**Problem:** The response should contain every entry, reproduced exactly.

[Data excerpts]
###

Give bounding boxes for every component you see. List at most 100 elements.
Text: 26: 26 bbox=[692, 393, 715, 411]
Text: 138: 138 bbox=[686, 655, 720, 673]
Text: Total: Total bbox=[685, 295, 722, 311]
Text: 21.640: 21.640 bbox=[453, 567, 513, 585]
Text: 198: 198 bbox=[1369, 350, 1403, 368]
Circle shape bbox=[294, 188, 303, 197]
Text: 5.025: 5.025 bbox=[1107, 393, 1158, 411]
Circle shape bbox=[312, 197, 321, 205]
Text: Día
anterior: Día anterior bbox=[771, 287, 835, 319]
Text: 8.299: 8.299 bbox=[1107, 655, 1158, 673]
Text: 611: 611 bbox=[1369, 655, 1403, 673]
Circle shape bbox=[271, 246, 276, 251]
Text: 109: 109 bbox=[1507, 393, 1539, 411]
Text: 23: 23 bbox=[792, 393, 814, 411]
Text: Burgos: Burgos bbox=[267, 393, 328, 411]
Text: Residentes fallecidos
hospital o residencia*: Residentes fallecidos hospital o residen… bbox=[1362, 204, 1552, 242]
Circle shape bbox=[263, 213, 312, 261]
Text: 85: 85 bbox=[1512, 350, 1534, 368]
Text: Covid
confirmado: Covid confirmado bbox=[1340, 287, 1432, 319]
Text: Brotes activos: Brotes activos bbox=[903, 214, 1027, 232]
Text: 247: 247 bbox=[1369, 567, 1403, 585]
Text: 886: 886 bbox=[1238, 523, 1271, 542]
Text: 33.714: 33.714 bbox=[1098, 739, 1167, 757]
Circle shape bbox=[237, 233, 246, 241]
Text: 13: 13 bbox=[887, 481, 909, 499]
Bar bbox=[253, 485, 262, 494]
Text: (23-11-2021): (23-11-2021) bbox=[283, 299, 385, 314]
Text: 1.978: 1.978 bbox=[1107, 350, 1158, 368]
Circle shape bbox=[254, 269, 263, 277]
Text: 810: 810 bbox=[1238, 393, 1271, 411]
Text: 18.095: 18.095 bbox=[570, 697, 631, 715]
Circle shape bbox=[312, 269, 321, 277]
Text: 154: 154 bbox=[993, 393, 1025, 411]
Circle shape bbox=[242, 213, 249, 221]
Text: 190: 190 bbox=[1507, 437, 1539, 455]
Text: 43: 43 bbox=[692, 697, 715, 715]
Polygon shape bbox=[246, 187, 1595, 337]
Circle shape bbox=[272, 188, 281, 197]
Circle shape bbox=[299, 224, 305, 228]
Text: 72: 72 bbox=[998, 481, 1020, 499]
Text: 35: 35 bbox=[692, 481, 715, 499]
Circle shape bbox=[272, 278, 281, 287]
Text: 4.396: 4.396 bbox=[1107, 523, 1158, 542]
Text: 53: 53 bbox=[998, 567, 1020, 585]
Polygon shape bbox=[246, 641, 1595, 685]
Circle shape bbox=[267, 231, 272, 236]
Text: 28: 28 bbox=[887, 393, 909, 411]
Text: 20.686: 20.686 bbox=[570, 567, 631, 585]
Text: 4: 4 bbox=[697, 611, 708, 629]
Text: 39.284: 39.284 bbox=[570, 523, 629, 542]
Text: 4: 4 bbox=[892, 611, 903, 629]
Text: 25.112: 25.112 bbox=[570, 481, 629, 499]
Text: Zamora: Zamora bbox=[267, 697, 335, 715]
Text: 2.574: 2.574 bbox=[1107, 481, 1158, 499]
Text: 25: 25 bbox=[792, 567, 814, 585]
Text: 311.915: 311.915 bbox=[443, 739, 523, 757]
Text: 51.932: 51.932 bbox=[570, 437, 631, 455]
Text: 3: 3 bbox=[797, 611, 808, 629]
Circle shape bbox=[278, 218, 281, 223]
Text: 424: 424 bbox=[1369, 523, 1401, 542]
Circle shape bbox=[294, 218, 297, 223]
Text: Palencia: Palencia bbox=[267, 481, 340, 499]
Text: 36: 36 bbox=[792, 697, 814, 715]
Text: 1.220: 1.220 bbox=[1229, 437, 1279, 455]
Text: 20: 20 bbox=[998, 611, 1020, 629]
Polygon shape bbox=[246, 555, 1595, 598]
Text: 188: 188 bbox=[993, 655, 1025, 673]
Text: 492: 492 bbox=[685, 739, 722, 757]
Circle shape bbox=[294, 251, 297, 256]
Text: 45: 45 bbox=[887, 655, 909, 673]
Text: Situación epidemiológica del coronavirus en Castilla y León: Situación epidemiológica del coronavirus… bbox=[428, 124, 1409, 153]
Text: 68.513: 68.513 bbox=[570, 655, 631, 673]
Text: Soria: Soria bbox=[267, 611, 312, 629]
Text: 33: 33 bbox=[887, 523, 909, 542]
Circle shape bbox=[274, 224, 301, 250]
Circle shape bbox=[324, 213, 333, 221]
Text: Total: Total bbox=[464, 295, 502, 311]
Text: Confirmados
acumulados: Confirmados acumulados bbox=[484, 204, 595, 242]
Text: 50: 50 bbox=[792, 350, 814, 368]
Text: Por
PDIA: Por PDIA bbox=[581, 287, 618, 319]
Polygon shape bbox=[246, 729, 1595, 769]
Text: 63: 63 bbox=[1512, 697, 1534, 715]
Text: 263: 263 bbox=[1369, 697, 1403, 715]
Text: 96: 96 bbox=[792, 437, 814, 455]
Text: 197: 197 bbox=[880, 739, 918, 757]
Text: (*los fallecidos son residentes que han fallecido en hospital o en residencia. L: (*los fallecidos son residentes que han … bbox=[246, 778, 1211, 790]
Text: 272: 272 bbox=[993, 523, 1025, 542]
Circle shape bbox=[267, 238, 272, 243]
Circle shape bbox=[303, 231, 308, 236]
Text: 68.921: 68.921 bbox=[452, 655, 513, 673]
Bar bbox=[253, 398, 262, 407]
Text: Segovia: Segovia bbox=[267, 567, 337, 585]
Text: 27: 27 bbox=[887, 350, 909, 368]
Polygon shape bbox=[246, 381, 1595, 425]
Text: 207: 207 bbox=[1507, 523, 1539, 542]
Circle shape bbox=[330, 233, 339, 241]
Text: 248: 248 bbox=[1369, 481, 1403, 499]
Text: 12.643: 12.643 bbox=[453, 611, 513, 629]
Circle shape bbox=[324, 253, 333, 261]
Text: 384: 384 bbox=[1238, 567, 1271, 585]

###

**Written solution:**
Give bounding boxes for every component you see. List at most 100 elements.
Text: 26: 26 bbox=[692, 393, 715, 411]
Text: 138: 138 bbox=[686, 655, 720, 673]
Text: Total: Total bbox=[685, 295, 722, 311]
Text: 21.640: 21.640 bbox=[453, 567, 513, 585]
Text: 198: 198 bbox=[1369, 350, 1403, 368]
Circle shape bbox=[294, 188, 303, 197]
Text: 5.025: 5.025 bbox=[1107, 393, 1158, 411]
Circle shape bbox=[312, 197, 321, 205]
Text: Día
anterior: Día anterior bbox=[771, 287, 835, 319]
Text: 8.299: 8.299 bbox=[1107, 655, 1158, 673]
Text: 611: 611 bbox=[1369, 655, 1403, 673]
Circle shape bbox=[271, 246, 276, 251]
Text: 109: 109 bbox=[1507, 393, 1539, 411]
Text: 23: 23 bbox=[792, 393, 814, 411]
Text: Burgos: Burgos bbox=[267, 393, 328, 411]
Text: Residentes fallecidos
hospital o residencia*: Residentes fallecidos hospital o residen… bbox=[1362, 204, 1552, 242]
Circle shape bbox=[263, 213, 312, 261]
Text: 85: 85 bbox=[1512, 350, 1534, 368]
Text: Covid
confirmado: Covid confirmado bbox=[1340, 287, 1432, 319]
Text: Brotes activos: Brotes activos bbox=[903, 214, 1027, 232]
Text: 247: 247 bbox=[1369, 567, 1403, 585]
Text: 886: 886 bbox=[1238, 523, 1271, 542]
Text: 33.714: 33.714 bbox=[1098, 739, 1167, 757]
Circle shape bbox=[237, 233, 246, 241]
Text: 13: 13 bbox=[887, 481, 909, 499]
Bar bbox=[253, 485, 262, 494]
Text: (23-11-2021): (23-11-2021) bbox=[283, 299, 385, 314]
Text: 1.978: 1.978 bbox=[1107, 350, 1158, 368]
Circle shape bbox=[254, 269, 263, 277]
Text: 810: 810 bbox=[1238, 393, 1271, 411]
Text: 18.095: 18.095 bbox=[570, 697, 631, 715]
Circle shape bbox=[312, 269, 321, 277]
Text: 154: 154 bbox=[993, 393, 1025, 411]
Circle shape bbox=[242, 213, 249, 221]
Text: 190: 190 bbox=[1507, 437, 1539, 455]
Text: 43: 43 bbox=[692, 697, 715, 715]
Polygon shape bbox=[246, 187, 1595, 337]
Circle shape bbox=[272, 188, 281, 197]
Circle shape bbox=[299, 224, 305, 228]
Text: 72: 72 bbox=[998, 481, 1020, 499]
Text: 35: 35 bbox=[692, 481, 715, 499]
Circle shape bbox=[272, 278, 281, 287]
Text: 4.396: 4.396 bbox=[1107, 523, 1158, 542]
Text: 53: 53 bbox=[998, 567, 1020, 585]
Polygon shape bbox=[246, 641, 1595, 685]
Circle shape bbox=[267, 231, 272, 236]
Text: 28: 28 bbox=[887, 393, 909, 411]
Text: 20.686: 20.686 bbox=[570, 567, 631, 585]
Text: 4: 4 bbox=[697, 611, 708, 629]
Text: 39.284: 39.284 bbox=[570, 523, 629, 542]
Text: 4: 4 bbox=[892, 611, 903, 629]
Text: 25.112: 25.112 bbox=[570, 481, 629, 499]
Text: Zamora: Zamora bbox=[267, 697, 335, 715]
Text: 2.574: 2.574 bbox=[1107, 481, 1158, 499]
Text: 25: 25 bbox=[792, 567, 814, 585]
Text: 311.915: 311.915 bbox=[443, 739, 523, 757]
Text: 51.932: 51.932 bbox=[570, 437, 631, 455]
Text: 3: 3 bbox=[797, 611, 808, 629]
Circle shape bbox=[278, 218, 281, 223]
Text: 424: 424 bbox=[1369, 523, 1401, 542]
Circle shape bbox=[294, 218, 297, 223]
Text: Palencia: Palencia bbox=[267, 481, 340, 499]
Text: 36: 36 bbox=[792, 697, 814, 715]
Text: 1.220: 1.220 bbox=[1229, 437, 1279, 455]
Text: 20: 20 bbox=[998, 611, 1020, 629]
Polygon shape bbox=[246, 555, 1595, 598]
Text: 188: 188 bbox=[993, 655, 1025, 673]
Text: 492: 492 bbox=[685, 739, 722, 757]
Circle shape bbox=[294, 251, 297, 256]
Text: 45: 45 bbox=[887, 655, 909, 673]
Text: Situación epidemiológica del coronavirus en Castilla y León: Situación epidemiológica del coronavirus… bbox=[428, 124, 1409, 153]
Text: 68.513: 68.513 bbox=[570, 655, 631, 673]
Text: Soria: Soria bbox=[267, 611, 312, 629]
Text: 33: 33 bbox=[887, 523, 909, 542]
Circle shape bbox=[274, 224, 301, 250]
Circle shape bbox=[324, 213, 333, 221]
Text: Total: Total bbox=[464, 295, 502, 311]
Text: Confirmados
acumulados: Confirmados acumulados bbox=[484, 204, 595, 242]
Text: 50: 50 bbox=[792, 350, 814, 368]
Text: Por
PDIA: Por PDIA bbox=[581, 287, 618, 319]
Polygon shape bbox=[246, 729, 1595, 769]
Text: 63: 63 bbox=[1512, 697, 1534, 715]
Text: 263: 263 bbox=[1369, 697, 1403, 715]
Text: 96: 96 bbox=[792, 437, 814, 455]
Text: 197: 197 bbox=[880, 739, 918, 757]
Text: (*los fallecidos son residentes que han fallecido en hospital o en residencia. L: (*los fallecidos son residentes que han … bbox=[246, 778, 1211, 790]
Text: 272: 272 bbox=[993, 523, 1025, 542]
Circle shape bbox=[267, 238, 272, 243]
Circle shape bbox=[303, 231, 308, 236]
Text: 68.921: 68.921 bbox=[452, 655, 513, 673]
Bar bbox=[253, 398, 262, 407]
Text: Segovia: Segovia bbox=[267, 567, 337, 585]
Text: 27: 27 bbox=[887, 350, 909, 368]
Polygon shape bbox=[246, 381, 1595, 425]
Text: 207: 207 bbox=[1507, 523, 1539, 542]
Circle shape bbox=[330, 233, 339, 241]
Text: 248: 248 bbox=[1369, 481, 1403, 499]
Text: 12.643: 12.643 bbox=[453, 611, 513, 629]
Circle shape bbox=[324, 253, 333, 261]
Text: 384: 384 bbox=[1238, 567, 1271, 585]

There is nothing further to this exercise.